[Dataset excerpt]
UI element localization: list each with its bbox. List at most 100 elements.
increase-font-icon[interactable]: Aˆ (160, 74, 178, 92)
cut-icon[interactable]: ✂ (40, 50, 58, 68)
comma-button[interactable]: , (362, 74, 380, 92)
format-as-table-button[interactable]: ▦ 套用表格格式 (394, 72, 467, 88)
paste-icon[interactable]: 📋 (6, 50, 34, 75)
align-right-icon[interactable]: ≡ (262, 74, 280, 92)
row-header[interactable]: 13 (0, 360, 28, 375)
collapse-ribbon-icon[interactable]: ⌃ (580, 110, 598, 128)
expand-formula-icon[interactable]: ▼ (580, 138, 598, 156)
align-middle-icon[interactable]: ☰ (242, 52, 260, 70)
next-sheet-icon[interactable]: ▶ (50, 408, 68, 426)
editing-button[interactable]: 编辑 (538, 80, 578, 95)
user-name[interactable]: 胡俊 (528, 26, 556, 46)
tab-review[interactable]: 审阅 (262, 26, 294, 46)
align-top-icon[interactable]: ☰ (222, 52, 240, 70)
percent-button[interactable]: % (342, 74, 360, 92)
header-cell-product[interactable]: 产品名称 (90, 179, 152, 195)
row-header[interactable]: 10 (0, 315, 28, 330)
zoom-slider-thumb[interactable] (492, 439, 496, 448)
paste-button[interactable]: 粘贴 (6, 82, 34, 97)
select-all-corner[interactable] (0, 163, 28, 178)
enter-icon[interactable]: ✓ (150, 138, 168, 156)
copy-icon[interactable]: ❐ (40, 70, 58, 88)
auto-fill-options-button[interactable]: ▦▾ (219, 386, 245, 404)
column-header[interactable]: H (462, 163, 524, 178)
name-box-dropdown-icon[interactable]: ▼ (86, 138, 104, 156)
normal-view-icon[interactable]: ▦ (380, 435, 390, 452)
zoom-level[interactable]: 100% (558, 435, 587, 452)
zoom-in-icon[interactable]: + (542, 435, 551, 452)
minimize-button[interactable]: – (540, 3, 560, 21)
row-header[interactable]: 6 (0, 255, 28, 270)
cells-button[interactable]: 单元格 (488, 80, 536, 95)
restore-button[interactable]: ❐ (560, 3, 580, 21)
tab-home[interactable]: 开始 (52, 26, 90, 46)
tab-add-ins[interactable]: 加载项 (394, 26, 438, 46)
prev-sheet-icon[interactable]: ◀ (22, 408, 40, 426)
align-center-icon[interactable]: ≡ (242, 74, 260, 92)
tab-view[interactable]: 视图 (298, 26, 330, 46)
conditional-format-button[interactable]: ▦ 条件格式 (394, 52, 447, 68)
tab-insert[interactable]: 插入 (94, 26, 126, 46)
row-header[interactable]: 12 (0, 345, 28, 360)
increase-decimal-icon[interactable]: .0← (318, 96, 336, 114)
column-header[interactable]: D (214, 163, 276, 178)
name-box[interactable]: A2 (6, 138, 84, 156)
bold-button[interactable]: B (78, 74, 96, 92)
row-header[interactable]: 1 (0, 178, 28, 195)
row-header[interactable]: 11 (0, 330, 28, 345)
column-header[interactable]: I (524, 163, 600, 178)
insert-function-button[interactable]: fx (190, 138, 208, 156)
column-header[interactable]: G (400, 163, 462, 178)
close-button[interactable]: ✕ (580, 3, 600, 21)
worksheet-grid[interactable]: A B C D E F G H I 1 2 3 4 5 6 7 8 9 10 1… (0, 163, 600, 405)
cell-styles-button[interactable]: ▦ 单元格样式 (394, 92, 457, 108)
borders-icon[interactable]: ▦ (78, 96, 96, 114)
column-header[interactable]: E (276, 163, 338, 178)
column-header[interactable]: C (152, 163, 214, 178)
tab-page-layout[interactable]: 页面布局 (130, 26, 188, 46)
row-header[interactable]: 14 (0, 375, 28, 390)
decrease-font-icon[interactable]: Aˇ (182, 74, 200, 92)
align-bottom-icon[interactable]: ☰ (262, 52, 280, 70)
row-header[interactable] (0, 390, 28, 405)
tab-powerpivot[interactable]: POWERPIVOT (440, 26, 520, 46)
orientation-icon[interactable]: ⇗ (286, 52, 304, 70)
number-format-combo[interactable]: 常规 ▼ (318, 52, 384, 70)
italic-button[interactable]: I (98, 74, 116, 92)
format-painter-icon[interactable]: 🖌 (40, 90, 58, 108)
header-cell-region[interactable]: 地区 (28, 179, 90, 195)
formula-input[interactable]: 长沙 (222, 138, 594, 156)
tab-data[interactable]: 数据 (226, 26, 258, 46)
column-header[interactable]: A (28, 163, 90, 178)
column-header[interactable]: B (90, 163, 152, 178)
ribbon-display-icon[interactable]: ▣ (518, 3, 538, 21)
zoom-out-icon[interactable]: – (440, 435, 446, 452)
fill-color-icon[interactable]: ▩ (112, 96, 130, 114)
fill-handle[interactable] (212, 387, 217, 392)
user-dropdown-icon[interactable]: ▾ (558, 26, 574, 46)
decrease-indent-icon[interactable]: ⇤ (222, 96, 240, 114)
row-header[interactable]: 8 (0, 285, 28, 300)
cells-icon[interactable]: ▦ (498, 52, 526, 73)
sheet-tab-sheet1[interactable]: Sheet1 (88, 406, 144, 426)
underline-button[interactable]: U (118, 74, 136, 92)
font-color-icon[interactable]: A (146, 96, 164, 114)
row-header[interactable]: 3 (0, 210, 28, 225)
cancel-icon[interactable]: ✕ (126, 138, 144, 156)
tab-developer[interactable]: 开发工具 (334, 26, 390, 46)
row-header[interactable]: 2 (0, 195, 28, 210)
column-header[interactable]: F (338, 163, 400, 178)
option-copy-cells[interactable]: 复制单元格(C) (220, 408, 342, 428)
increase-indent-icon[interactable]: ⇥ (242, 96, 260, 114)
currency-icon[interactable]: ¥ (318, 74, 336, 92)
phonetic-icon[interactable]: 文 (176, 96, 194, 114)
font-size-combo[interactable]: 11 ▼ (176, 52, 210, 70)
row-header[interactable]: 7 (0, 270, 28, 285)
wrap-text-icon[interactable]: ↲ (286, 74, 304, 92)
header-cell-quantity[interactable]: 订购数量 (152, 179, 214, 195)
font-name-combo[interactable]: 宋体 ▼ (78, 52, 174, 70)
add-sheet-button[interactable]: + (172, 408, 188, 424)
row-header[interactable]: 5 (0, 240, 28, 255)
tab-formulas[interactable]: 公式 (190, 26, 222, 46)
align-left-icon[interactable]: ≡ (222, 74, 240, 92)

* [WHAT IS ASKED]:
Select every line in the records that contains the string "combo" and copy each one.

* [SOLUTION TO THIS PROBLEM]:
number-format-combo[interactable]: 常规 ▼ (318, 52, 384, 70)
font-size-combo[interactable]: 11 ▼ (176, 52, 210, 70)
font-name-combo[interactable]: 宋体 ▼ (78, 52, 174, 70)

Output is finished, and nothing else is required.